Figure collection entries

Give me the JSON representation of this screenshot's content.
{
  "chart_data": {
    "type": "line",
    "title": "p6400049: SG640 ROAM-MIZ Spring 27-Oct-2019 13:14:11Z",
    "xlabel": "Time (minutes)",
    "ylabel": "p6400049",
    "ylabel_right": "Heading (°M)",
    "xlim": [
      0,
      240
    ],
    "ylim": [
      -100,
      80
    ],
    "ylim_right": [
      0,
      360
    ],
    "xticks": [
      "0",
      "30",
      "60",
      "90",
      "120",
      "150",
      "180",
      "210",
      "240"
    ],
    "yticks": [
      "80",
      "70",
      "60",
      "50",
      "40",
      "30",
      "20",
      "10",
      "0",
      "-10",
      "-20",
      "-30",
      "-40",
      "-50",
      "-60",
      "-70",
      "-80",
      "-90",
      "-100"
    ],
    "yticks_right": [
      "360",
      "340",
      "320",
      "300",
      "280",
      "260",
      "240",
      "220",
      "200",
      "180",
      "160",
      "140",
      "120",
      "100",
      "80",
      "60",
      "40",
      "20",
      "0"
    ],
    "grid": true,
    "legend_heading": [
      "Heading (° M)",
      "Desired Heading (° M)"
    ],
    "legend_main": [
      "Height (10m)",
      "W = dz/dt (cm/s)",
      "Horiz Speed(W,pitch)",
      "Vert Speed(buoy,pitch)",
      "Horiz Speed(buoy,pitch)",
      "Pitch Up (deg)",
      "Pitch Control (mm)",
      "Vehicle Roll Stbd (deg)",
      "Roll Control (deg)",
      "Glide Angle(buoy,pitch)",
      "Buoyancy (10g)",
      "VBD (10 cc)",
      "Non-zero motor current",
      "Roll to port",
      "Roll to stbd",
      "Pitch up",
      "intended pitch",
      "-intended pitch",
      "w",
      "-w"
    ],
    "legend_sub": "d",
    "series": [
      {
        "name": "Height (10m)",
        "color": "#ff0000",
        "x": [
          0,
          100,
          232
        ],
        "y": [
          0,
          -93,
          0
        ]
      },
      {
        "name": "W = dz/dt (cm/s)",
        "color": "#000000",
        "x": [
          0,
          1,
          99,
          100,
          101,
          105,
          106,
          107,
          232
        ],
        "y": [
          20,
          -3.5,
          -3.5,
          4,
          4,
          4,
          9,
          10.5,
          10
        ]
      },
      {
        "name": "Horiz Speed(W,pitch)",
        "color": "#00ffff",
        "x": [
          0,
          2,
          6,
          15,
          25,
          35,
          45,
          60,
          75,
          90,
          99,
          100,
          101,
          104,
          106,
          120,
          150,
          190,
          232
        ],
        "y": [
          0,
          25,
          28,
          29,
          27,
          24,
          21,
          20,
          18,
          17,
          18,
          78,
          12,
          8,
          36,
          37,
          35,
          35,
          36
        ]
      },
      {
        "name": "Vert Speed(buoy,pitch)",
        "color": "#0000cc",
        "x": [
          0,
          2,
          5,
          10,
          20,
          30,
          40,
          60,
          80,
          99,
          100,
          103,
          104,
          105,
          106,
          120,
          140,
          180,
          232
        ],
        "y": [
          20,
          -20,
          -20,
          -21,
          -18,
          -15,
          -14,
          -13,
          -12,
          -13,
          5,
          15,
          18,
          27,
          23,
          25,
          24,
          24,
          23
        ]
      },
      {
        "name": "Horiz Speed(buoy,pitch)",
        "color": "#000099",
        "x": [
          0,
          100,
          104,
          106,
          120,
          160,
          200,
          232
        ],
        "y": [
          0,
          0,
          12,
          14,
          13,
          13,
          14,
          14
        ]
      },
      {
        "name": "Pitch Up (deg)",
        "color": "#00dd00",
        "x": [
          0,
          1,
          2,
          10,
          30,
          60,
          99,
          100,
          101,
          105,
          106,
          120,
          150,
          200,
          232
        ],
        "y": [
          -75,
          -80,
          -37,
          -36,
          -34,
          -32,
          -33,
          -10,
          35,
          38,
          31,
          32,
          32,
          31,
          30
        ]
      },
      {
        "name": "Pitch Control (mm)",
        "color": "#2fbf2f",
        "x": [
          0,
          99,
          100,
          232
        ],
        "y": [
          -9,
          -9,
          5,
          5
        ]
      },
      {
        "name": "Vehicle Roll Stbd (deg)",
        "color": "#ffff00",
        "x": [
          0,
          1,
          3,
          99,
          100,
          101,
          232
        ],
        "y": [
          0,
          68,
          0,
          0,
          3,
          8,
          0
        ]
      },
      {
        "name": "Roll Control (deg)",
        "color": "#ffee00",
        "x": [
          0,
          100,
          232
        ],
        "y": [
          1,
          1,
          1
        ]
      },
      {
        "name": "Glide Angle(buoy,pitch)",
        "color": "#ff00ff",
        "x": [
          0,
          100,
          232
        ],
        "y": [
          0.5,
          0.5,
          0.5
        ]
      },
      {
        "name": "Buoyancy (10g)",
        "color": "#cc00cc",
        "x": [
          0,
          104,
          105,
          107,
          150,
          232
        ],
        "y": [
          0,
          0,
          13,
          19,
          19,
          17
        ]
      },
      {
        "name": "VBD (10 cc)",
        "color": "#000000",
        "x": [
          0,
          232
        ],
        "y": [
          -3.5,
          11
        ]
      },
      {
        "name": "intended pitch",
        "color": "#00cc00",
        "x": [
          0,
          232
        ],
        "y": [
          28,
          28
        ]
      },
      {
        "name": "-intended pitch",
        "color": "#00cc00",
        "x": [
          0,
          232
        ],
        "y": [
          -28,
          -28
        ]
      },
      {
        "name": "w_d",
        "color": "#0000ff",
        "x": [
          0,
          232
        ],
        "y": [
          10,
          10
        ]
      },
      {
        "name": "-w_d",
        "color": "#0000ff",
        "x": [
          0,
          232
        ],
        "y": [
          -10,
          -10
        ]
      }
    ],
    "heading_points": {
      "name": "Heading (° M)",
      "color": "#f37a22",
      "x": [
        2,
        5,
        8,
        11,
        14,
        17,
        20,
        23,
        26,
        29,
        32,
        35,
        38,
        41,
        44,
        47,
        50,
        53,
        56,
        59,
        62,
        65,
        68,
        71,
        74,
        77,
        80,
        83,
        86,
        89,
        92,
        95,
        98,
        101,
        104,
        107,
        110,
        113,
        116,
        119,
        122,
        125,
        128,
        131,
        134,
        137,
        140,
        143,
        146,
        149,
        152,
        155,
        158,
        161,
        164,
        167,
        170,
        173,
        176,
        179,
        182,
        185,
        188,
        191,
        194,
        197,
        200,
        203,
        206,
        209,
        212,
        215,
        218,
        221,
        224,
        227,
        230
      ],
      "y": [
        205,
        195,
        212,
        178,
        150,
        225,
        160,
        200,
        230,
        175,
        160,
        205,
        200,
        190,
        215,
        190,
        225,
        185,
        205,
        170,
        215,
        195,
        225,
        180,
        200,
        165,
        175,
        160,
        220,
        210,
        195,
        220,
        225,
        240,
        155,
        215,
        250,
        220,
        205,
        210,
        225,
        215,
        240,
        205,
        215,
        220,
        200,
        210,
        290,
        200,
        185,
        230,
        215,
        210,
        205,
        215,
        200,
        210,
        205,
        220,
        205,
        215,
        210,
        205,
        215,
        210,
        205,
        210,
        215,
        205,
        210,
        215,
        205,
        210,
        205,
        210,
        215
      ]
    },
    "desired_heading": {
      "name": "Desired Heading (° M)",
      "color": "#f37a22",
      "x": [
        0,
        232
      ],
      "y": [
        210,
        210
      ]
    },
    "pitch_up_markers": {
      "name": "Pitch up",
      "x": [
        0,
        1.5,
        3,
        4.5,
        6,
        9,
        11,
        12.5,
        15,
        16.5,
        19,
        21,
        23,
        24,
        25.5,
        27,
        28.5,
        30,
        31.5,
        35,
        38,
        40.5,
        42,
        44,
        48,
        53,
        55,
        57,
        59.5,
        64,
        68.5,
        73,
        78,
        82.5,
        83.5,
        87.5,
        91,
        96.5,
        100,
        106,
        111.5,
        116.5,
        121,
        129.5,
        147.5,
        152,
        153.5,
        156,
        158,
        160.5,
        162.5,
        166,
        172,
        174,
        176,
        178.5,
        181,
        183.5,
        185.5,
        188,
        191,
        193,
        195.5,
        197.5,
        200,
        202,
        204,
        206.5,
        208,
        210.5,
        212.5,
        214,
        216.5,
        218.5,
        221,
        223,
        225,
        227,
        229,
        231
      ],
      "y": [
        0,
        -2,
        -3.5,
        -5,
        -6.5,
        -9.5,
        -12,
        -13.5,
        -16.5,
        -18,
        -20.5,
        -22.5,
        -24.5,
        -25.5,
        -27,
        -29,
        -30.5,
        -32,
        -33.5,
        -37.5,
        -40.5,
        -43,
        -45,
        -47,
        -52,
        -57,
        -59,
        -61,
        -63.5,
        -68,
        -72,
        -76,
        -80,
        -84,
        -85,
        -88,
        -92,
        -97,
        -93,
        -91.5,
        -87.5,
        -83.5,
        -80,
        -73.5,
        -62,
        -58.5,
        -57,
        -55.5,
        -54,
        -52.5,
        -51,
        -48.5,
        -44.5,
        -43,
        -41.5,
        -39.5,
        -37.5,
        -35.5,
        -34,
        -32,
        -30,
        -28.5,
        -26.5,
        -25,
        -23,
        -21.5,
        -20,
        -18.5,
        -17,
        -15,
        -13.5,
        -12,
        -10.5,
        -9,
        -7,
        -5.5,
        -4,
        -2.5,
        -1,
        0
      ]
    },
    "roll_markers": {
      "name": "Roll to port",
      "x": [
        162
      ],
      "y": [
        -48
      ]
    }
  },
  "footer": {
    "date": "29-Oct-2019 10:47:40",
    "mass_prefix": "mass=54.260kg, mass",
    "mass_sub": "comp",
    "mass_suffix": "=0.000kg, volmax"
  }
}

Description of the task: In the material above, show every line where the word "Speed" turns up.

Response to this exercise:
      "Horiz Speed(W,pitch)",
      "Vert Speed(buoy,pitch)",
      "Horiz Speed(buoy,pitch)",
        "name": "Horiz Speed(W,pitch)",
        "name": "Vert Speed(buoy,pitch)",
        "name": "Horiz Speed(buoy,pitch)",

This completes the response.